====== Supplied records ======

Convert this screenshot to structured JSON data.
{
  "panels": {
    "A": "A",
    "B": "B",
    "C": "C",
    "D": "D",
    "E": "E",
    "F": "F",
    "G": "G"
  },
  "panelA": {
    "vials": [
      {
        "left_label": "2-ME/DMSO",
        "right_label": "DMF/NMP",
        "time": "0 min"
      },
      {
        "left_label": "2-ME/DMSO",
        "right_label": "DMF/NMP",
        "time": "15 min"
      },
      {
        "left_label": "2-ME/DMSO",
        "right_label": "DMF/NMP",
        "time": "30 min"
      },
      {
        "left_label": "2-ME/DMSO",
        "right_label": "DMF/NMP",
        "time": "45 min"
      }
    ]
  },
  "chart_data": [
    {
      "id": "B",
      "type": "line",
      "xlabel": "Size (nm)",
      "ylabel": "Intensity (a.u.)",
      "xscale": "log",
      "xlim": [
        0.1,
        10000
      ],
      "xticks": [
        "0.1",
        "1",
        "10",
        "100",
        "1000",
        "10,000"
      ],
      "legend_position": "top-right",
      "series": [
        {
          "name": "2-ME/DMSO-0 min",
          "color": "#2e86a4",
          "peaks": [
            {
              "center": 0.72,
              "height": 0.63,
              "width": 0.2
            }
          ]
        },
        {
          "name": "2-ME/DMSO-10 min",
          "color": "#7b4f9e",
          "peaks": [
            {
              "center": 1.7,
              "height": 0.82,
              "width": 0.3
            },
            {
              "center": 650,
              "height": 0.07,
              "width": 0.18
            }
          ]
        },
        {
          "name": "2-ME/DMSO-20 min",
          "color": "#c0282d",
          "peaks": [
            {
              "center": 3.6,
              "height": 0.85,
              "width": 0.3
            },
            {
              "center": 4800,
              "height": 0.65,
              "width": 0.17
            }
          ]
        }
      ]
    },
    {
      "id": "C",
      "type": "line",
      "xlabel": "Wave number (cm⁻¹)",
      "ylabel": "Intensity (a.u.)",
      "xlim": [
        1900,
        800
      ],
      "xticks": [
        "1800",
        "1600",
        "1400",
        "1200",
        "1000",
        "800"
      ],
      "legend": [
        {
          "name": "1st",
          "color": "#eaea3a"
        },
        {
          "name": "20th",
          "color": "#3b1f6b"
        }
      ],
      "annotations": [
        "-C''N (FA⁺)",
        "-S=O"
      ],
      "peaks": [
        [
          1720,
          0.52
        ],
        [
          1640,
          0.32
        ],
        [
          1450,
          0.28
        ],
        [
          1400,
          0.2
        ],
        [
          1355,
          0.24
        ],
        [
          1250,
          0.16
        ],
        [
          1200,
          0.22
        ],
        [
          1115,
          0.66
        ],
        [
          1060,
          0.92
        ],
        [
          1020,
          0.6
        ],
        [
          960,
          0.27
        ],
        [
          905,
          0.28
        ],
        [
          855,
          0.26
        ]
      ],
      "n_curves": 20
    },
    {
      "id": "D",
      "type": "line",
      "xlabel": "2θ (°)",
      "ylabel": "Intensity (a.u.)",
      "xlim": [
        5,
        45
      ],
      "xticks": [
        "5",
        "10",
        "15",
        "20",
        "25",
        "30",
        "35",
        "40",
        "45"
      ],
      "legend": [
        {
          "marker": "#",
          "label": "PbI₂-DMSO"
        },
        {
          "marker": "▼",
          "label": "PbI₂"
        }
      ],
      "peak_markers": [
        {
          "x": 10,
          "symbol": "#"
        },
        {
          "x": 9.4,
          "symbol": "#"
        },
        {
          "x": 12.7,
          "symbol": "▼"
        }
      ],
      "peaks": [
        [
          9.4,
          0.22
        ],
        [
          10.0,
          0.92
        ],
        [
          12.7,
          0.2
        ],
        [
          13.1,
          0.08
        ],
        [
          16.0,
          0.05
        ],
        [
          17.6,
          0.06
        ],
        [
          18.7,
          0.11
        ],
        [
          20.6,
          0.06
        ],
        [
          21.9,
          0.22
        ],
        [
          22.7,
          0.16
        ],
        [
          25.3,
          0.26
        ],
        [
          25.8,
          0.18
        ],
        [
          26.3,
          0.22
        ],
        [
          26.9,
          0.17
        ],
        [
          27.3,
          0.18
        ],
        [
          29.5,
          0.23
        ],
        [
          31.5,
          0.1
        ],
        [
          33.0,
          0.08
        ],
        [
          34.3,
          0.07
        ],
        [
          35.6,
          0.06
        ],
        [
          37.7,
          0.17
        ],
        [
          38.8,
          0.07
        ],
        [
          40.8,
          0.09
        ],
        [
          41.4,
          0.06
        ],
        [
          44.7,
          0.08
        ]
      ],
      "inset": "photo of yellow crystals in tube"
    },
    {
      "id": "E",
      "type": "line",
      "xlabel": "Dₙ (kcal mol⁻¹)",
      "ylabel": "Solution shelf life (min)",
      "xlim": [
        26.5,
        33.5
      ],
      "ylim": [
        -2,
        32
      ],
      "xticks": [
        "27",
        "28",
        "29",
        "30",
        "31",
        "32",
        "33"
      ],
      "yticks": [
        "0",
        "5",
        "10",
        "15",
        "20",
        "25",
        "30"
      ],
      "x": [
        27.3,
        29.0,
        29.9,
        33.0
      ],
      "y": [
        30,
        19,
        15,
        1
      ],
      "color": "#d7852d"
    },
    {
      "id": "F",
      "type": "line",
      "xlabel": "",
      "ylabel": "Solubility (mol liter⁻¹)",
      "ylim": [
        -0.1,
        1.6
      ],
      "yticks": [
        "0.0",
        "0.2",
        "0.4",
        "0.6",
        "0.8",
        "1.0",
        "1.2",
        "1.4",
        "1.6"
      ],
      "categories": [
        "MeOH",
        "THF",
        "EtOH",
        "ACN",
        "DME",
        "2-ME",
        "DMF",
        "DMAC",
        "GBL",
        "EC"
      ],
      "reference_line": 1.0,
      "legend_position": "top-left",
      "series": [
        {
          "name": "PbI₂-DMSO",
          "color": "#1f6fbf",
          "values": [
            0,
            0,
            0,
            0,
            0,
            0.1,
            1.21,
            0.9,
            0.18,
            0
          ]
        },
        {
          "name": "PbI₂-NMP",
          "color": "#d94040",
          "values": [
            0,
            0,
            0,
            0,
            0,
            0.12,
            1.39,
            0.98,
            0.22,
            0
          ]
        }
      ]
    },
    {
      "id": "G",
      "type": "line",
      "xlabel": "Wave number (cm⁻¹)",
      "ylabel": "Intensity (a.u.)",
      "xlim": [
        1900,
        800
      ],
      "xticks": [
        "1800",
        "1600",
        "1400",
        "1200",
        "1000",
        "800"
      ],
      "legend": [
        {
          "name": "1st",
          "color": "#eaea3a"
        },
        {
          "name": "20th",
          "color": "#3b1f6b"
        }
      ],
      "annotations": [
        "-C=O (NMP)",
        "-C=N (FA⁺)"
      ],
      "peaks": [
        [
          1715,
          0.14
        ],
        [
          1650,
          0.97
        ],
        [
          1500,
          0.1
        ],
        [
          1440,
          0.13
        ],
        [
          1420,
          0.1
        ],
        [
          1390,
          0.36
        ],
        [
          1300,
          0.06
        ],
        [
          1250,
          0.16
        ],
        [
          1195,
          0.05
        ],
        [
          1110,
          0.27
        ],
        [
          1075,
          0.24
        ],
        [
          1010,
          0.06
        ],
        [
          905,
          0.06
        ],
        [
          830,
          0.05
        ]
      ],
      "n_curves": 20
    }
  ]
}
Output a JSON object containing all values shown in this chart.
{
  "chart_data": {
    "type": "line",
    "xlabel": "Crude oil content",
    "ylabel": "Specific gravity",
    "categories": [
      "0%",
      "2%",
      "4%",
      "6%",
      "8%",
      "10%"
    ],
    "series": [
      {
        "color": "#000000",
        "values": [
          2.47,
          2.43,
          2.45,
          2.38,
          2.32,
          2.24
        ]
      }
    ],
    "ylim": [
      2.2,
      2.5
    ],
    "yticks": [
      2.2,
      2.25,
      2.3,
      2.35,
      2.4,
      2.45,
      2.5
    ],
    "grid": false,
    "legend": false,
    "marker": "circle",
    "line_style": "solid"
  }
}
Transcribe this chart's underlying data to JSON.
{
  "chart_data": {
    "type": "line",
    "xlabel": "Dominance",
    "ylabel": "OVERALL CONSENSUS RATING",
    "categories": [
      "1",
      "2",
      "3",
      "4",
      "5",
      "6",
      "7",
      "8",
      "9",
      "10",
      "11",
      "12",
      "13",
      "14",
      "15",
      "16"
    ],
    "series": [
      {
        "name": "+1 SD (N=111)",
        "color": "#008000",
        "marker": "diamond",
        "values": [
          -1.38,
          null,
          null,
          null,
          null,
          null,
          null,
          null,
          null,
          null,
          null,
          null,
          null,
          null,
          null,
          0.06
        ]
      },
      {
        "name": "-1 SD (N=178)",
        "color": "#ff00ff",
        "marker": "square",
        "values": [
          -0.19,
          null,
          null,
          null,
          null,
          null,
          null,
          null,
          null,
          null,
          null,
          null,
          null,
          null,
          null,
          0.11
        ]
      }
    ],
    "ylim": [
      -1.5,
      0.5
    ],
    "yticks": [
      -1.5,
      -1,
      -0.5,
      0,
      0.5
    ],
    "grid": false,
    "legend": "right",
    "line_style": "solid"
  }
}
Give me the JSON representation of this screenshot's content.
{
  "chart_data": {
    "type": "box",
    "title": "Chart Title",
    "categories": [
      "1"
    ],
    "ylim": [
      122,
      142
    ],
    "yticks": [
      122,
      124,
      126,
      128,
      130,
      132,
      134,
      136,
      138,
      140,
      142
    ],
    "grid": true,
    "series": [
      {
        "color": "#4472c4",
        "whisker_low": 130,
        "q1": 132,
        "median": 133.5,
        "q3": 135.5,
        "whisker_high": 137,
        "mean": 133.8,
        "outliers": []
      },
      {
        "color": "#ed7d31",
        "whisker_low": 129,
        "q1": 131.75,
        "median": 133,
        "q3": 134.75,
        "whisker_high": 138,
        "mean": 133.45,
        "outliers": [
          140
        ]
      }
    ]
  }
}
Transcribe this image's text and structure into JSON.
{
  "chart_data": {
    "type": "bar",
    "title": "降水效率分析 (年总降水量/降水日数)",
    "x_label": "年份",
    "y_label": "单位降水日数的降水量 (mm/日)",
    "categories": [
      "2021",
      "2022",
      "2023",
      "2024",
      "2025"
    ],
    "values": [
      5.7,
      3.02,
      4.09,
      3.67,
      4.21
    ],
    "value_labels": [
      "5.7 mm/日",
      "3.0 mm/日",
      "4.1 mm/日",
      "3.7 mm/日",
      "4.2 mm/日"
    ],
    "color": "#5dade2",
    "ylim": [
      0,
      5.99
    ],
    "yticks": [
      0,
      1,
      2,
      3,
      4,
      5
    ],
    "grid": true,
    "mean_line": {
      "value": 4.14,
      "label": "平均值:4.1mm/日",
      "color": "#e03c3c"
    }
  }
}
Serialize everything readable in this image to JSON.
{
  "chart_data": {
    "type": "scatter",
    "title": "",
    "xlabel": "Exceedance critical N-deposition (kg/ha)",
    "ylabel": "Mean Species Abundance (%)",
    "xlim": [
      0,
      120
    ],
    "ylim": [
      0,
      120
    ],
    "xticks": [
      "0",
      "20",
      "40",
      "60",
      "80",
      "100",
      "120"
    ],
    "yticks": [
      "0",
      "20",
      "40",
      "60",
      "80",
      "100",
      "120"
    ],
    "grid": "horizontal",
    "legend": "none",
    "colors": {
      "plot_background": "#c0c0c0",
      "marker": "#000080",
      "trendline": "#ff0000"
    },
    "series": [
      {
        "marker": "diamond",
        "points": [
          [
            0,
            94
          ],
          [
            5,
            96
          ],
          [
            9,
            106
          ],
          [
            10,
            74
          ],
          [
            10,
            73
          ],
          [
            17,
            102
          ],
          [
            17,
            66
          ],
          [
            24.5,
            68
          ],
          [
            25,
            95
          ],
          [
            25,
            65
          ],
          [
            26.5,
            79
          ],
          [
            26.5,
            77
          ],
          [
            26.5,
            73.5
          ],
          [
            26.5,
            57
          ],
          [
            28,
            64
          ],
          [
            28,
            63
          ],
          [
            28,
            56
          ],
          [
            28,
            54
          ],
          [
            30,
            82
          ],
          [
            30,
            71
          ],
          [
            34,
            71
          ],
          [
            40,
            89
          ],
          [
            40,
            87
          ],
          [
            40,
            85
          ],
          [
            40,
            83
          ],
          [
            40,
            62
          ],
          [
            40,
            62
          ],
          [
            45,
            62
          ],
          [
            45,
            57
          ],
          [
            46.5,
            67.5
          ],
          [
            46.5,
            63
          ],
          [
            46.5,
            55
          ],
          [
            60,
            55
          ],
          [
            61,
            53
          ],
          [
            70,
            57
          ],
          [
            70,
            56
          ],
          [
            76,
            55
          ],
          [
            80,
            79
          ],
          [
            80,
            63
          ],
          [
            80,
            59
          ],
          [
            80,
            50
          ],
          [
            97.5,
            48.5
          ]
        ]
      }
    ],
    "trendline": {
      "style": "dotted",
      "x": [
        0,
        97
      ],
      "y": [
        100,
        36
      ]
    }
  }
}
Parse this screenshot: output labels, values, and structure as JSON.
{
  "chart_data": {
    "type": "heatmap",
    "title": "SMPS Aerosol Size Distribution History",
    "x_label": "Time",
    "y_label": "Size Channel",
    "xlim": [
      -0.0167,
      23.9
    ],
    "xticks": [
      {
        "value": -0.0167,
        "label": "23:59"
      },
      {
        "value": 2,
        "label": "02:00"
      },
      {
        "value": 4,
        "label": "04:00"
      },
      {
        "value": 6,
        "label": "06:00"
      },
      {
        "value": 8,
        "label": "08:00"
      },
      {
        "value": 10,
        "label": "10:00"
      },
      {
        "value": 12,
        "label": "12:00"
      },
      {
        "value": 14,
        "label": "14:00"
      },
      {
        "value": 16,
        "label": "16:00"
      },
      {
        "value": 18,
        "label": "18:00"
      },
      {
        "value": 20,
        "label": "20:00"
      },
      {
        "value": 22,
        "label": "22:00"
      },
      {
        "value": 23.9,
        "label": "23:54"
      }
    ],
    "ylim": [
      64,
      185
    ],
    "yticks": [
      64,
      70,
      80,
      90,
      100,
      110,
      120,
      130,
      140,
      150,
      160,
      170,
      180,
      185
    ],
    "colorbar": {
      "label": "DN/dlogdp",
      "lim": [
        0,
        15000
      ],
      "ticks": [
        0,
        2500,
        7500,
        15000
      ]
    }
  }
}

======

- Exercise aim -
From the entries above, extract every line where the word "center" appears.

- Exercise response -
              "center": 0.72,
              "center": 1.7,
              "center": 650,
              "center": 3.6,
              "center": 4800,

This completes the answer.